(Items):

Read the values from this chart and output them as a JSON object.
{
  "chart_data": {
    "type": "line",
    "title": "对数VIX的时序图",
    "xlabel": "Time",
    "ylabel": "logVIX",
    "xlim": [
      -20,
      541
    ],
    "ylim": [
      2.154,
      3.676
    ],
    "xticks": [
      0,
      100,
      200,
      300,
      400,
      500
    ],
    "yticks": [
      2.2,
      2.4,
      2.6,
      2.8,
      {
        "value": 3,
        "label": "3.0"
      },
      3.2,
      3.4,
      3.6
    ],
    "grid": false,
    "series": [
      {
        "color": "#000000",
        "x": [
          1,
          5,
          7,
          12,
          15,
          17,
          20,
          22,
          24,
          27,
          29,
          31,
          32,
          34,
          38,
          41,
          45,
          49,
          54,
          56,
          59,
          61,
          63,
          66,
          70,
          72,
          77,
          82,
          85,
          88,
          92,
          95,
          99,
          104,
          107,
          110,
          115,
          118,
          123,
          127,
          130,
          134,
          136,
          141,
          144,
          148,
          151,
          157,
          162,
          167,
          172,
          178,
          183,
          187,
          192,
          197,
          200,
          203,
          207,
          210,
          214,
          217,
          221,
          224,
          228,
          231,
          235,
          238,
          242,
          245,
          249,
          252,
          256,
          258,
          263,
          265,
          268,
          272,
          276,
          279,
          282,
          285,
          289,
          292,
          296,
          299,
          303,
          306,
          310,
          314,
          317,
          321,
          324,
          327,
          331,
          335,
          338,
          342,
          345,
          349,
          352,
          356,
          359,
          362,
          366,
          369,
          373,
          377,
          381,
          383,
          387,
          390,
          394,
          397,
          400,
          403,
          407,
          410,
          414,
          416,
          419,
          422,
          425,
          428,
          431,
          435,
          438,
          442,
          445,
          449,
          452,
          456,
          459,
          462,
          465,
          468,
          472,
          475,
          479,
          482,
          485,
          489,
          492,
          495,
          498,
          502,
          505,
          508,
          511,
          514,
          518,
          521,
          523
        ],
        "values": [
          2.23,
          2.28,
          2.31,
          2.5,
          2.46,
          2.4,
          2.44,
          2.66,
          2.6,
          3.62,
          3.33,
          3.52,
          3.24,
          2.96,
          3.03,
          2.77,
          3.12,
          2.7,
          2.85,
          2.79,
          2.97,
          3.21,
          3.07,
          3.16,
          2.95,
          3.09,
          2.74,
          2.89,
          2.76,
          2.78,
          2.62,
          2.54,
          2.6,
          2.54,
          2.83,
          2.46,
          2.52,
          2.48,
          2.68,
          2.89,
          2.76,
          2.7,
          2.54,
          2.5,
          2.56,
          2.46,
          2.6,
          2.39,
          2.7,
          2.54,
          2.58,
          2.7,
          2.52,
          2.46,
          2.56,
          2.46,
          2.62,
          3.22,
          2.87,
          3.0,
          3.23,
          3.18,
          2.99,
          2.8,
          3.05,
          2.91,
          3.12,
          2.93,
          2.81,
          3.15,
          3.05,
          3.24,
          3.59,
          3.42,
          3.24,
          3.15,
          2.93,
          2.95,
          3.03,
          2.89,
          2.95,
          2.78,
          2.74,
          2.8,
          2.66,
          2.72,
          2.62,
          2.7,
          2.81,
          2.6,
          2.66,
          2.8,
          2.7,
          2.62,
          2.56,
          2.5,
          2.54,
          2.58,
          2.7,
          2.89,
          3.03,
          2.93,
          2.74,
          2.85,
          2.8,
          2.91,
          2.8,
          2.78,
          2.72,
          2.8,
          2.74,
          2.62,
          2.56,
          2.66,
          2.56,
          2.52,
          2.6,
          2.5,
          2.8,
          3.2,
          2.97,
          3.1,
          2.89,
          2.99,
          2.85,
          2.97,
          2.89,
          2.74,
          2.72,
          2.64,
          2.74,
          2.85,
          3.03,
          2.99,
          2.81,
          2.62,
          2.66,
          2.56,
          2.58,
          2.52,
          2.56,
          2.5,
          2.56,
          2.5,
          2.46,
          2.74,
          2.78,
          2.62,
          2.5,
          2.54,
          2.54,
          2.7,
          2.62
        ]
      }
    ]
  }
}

(Given problem):
Search the records for the word "values" and copy every line where it occurs.

(Result for this exercise):
Read the values from this chart and output them as a JSON object.
        "values": [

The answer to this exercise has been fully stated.